## WORK TO COMPLETE
Wherever the word "Please" turns up in a line of the entries, copy that line.

Saved entries
+---+

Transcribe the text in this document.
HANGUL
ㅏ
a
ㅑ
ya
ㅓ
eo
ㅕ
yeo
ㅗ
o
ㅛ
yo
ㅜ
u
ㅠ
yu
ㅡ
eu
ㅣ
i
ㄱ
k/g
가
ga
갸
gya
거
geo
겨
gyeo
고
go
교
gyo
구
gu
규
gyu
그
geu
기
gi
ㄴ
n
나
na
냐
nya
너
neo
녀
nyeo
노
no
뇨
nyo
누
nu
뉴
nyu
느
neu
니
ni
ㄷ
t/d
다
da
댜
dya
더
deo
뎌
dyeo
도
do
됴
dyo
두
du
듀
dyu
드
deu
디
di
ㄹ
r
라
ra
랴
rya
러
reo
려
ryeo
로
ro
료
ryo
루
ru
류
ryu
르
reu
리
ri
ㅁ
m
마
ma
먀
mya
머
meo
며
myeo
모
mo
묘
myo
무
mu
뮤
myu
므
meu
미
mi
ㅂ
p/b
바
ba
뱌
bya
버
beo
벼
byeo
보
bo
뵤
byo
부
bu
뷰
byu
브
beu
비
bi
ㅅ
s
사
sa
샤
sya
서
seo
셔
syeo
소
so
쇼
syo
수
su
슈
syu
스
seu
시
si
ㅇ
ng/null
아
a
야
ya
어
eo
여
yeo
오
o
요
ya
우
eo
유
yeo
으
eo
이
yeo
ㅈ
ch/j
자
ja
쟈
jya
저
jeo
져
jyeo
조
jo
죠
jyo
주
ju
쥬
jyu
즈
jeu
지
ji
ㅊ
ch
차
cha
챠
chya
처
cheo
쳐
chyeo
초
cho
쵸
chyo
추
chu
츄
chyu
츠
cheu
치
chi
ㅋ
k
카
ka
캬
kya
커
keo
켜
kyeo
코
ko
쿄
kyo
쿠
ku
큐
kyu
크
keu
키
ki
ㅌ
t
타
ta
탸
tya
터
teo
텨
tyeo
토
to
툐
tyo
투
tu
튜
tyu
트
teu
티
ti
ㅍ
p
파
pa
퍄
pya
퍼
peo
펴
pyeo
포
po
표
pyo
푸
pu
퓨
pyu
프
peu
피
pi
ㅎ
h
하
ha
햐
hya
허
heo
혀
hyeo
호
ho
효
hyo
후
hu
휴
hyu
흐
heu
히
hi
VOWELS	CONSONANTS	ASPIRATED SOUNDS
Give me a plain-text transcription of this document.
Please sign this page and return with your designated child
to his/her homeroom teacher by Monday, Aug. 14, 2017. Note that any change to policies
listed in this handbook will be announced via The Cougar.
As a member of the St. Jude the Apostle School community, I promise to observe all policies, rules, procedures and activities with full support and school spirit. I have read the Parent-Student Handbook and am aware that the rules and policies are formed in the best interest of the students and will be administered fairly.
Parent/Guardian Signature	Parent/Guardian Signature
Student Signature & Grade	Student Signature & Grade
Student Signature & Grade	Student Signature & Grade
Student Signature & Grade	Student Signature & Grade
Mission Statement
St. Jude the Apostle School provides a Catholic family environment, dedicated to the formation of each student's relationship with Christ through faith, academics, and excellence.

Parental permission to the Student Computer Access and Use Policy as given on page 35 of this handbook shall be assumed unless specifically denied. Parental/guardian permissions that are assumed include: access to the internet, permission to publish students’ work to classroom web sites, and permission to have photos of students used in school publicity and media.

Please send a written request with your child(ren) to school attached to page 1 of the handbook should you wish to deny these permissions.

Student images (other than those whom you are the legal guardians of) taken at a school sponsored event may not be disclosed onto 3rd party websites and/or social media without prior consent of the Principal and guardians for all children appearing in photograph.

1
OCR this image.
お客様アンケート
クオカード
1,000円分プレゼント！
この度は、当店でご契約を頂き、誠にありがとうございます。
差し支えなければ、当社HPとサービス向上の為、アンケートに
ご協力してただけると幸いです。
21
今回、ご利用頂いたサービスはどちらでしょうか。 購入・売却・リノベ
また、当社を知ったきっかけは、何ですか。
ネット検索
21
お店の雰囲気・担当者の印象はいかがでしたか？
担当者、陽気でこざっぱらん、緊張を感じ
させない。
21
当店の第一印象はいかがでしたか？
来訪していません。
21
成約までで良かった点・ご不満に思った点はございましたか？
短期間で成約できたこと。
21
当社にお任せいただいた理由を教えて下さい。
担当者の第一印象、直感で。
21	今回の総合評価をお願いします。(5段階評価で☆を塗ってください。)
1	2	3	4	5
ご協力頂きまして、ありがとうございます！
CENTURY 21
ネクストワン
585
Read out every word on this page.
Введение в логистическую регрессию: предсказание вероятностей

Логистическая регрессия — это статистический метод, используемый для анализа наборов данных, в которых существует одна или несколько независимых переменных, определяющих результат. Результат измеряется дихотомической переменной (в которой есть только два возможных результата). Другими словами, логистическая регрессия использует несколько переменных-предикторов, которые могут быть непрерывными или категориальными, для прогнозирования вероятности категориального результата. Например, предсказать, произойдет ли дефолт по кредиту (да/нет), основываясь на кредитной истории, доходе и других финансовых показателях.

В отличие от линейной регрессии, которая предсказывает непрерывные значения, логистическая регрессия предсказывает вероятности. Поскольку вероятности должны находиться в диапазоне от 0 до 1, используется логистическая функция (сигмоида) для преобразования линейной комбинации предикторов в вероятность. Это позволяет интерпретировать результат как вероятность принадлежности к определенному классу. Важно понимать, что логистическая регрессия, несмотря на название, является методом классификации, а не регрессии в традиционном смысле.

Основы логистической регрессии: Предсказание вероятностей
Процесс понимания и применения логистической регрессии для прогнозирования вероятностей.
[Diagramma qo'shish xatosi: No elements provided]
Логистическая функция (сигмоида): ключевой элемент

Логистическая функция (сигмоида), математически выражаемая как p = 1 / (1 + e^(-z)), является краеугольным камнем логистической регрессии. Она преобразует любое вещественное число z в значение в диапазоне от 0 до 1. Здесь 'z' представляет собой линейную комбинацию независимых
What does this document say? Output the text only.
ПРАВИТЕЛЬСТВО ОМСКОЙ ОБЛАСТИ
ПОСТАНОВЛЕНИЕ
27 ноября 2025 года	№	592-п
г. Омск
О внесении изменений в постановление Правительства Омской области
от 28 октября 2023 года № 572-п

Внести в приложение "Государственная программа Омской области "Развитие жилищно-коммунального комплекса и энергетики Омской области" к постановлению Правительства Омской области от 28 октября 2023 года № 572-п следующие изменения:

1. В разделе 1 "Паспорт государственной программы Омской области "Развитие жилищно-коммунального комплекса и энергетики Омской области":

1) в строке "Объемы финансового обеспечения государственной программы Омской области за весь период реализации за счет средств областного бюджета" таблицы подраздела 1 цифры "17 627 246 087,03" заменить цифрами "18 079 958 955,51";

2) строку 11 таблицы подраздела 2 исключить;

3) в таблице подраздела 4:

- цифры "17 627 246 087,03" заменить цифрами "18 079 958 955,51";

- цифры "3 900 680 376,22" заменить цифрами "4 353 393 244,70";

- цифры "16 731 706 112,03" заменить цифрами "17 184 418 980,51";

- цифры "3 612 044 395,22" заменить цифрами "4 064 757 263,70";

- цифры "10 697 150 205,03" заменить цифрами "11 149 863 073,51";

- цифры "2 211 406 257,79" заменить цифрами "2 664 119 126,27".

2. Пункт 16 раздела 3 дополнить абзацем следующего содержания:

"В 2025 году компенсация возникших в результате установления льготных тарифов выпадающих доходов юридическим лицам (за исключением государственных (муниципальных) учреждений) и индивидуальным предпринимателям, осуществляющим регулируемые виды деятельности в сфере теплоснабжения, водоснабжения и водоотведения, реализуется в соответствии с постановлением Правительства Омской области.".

+---+

## RESULT OF THIS EXERCISE
Please sign this page and return with your designated child
Please send a written request with your child(ren) to school attached to page 1 of the handbook should you wish to deny these permissions.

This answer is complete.